● Task directions:
In the copy, include every entry exactly but none of the pictures.
++++ Input data
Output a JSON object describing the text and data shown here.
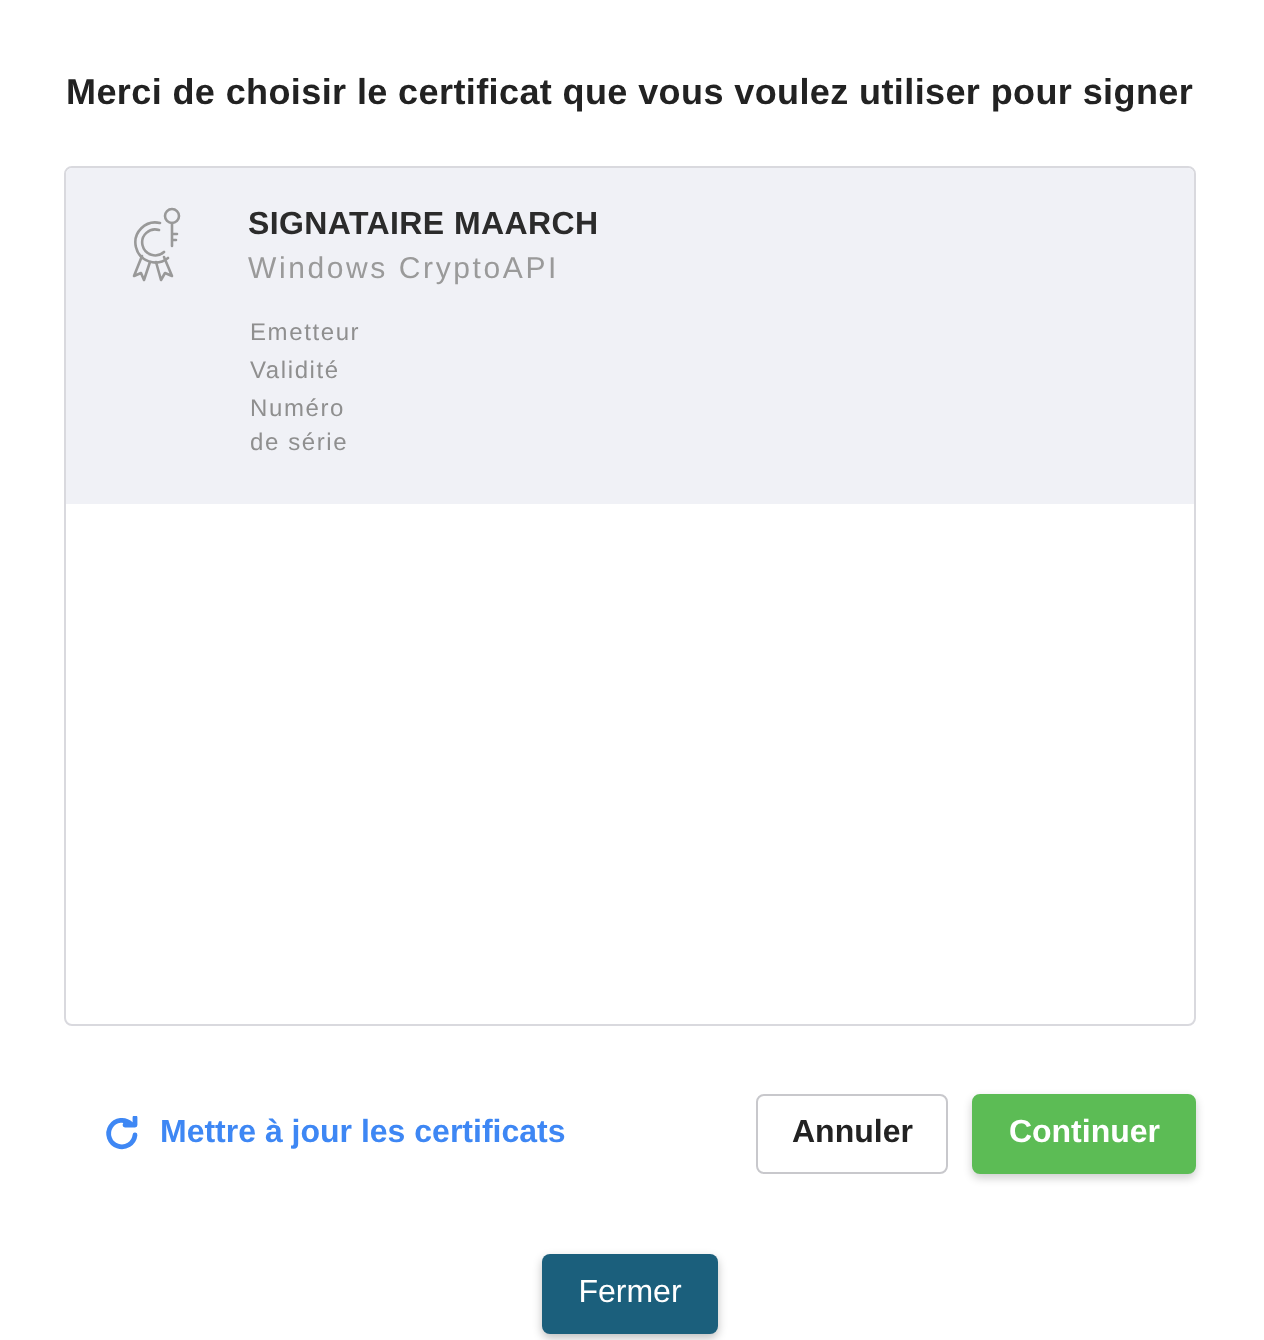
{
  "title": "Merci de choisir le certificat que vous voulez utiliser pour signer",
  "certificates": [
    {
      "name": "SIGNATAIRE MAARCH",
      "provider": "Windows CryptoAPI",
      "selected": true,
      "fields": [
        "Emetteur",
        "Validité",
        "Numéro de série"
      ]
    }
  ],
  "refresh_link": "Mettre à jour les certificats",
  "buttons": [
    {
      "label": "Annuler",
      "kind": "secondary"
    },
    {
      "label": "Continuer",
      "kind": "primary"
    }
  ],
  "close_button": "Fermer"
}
++++++++
● Solution to the problem:
Output a JSON object describing the text and data shown here.
{
  "title": "Merci de choisir le certificat que vous voulez utiliser pour signer",
  "certificates": [
    {
      "name": "SIGNATAIRE MAARCH",
      "provider": "Windows CryptoAPI",
      "selected": true,
      "fields": [
        "Emetteur",
        "Validité",
        "Numéro de série"
      ]
    }
  ],
  "refresh_link": "Mettre à jour les certificats",
  "buttons": [
    {
      "label": "Annuler",
      "kind": "secondary"
    },
    {
      "label": "Continuer",
      "kind": "primary"
    }
  ],
  "close_button": "Fermer"
}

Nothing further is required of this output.